==== Dataset records
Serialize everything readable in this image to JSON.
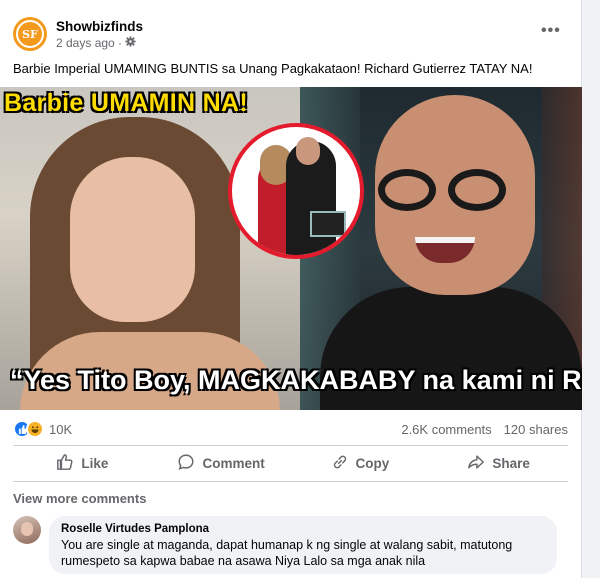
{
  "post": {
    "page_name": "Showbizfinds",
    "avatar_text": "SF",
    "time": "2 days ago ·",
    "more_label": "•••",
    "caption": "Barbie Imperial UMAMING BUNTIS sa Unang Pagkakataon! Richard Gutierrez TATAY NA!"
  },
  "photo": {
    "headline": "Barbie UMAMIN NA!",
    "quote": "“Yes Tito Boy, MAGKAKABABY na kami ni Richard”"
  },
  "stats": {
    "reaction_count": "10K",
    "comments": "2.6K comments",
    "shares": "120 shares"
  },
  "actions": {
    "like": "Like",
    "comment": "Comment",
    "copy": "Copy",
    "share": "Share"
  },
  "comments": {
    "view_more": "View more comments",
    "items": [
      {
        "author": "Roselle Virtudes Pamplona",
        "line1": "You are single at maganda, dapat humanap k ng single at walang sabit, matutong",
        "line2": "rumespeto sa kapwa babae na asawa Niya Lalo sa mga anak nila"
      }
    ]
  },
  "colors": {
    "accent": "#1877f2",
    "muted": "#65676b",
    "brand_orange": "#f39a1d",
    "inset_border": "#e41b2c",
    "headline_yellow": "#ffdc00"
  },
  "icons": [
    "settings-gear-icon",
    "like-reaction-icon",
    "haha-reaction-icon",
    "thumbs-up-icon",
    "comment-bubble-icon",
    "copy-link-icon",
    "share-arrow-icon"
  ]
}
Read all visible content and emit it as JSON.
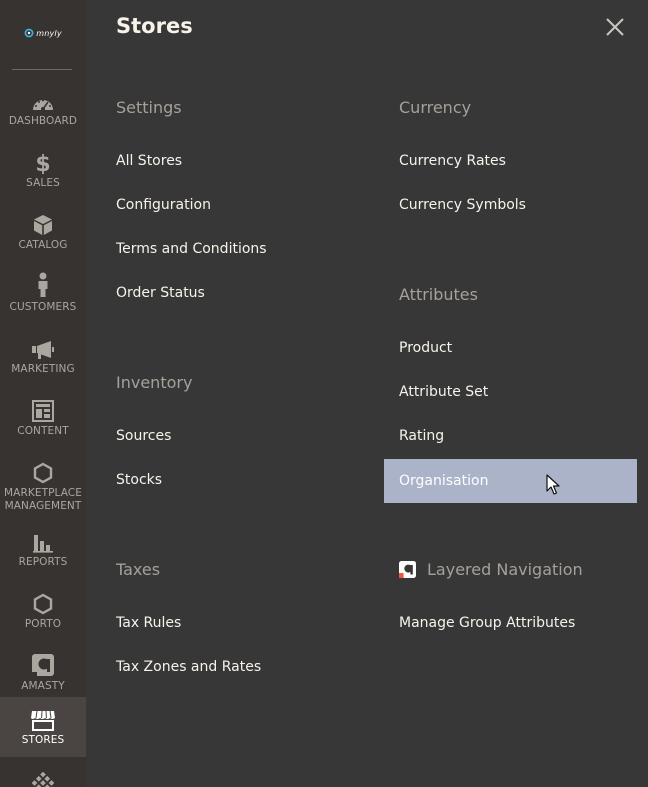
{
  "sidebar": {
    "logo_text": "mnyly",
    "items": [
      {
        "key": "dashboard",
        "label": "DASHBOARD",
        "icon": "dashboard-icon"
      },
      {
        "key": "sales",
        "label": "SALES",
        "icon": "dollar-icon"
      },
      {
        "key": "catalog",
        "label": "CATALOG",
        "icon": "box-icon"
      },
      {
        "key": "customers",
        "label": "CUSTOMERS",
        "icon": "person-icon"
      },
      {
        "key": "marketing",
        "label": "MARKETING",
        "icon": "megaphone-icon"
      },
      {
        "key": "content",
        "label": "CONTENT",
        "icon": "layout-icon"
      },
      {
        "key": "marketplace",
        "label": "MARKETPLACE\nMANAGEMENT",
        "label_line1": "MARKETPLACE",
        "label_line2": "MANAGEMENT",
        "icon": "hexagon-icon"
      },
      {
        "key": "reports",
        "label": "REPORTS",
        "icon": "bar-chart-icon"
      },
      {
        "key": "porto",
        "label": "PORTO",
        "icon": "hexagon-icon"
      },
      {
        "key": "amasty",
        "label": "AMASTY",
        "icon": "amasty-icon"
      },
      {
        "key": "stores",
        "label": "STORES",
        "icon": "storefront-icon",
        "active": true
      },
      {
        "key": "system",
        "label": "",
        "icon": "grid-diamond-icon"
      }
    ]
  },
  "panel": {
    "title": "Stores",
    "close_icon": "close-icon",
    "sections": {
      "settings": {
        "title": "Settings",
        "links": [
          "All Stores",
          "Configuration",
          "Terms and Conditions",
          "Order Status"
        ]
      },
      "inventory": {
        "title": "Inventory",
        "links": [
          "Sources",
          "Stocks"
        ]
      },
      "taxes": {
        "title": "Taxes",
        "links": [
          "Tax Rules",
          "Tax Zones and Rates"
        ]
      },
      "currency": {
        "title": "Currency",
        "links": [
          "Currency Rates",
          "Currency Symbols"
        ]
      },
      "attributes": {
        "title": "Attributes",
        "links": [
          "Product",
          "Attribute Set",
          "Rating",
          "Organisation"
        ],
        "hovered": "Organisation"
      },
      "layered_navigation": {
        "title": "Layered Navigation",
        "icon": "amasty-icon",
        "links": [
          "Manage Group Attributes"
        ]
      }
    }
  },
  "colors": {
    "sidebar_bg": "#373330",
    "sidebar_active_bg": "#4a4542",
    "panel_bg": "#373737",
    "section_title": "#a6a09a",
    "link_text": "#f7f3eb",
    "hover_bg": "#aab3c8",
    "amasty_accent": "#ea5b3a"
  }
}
========
==== Dataset records
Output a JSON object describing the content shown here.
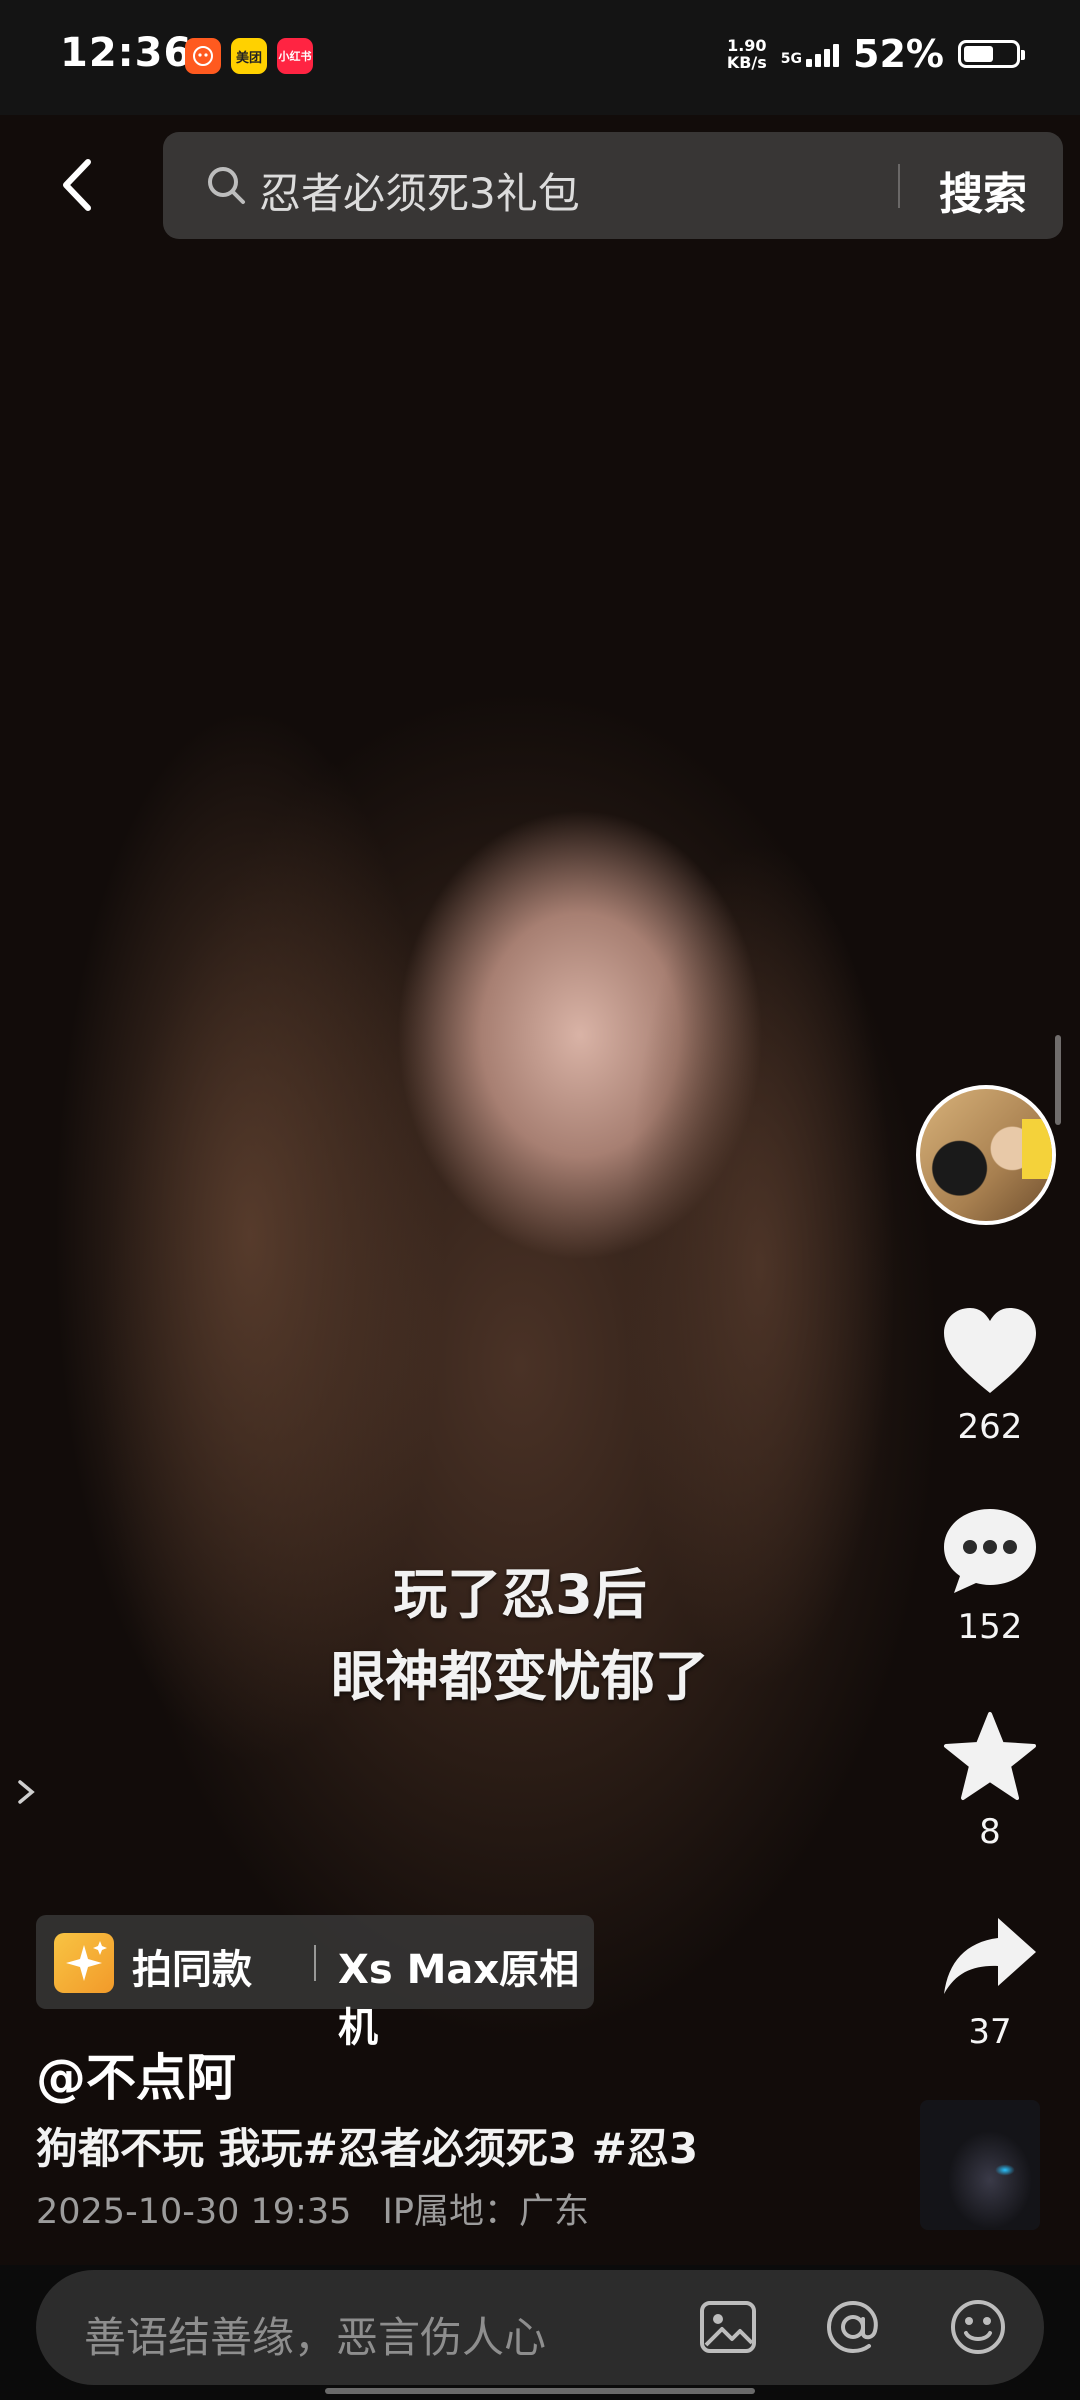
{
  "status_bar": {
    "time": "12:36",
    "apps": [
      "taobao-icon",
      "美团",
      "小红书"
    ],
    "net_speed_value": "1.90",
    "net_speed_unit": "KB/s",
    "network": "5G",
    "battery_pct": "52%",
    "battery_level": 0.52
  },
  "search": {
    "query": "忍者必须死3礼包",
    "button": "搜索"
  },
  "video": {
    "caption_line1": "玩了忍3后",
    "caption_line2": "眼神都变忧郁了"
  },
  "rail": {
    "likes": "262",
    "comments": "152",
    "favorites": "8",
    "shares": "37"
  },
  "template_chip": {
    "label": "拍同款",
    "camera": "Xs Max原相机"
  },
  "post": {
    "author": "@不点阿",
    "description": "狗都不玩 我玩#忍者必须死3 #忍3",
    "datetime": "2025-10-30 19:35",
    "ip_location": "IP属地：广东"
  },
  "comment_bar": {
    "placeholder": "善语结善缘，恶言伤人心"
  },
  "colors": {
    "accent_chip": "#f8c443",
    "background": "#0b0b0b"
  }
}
========
==== Dataset records
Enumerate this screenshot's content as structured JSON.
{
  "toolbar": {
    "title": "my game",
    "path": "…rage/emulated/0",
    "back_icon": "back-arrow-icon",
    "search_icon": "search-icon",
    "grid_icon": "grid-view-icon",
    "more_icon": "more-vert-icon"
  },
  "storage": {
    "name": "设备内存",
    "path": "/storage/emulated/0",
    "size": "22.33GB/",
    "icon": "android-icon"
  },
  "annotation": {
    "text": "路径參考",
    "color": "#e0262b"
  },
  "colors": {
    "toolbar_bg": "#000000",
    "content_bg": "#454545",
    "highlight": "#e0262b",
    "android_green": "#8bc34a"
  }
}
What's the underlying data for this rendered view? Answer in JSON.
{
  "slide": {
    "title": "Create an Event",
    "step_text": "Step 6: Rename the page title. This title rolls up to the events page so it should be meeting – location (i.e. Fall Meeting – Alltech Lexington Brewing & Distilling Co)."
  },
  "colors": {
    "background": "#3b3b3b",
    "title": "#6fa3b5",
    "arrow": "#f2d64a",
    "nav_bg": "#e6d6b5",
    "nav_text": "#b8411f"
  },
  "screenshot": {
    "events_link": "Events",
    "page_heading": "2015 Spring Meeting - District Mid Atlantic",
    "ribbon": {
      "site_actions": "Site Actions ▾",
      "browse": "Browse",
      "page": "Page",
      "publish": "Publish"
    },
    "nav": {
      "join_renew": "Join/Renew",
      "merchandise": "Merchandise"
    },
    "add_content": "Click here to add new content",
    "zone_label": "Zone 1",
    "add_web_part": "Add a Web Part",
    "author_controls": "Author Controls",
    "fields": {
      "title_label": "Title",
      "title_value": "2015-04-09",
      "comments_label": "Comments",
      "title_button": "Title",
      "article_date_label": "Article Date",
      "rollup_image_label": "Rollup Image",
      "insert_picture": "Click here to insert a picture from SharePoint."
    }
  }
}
========
**Written exercise:** Using the entries above, find all lines with "Organisation". Copy them.

**The reply:**
          "Organisation"
        "hovered": "Organisation"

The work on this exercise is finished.